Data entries
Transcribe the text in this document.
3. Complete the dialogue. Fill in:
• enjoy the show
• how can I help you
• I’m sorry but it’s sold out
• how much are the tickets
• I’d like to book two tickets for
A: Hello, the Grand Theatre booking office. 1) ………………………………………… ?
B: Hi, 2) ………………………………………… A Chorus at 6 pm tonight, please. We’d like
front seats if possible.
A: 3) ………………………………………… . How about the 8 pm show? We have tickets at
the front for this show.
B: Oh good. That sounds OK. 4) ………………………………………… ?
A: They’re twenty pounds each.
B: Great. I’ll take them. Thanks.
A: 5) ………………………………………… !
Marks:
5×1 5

§ Exercise details: Return, from the data, each line that has the word "this" in it.

§ Exercise answer:
Transcribe the text in this document.
the front for this show.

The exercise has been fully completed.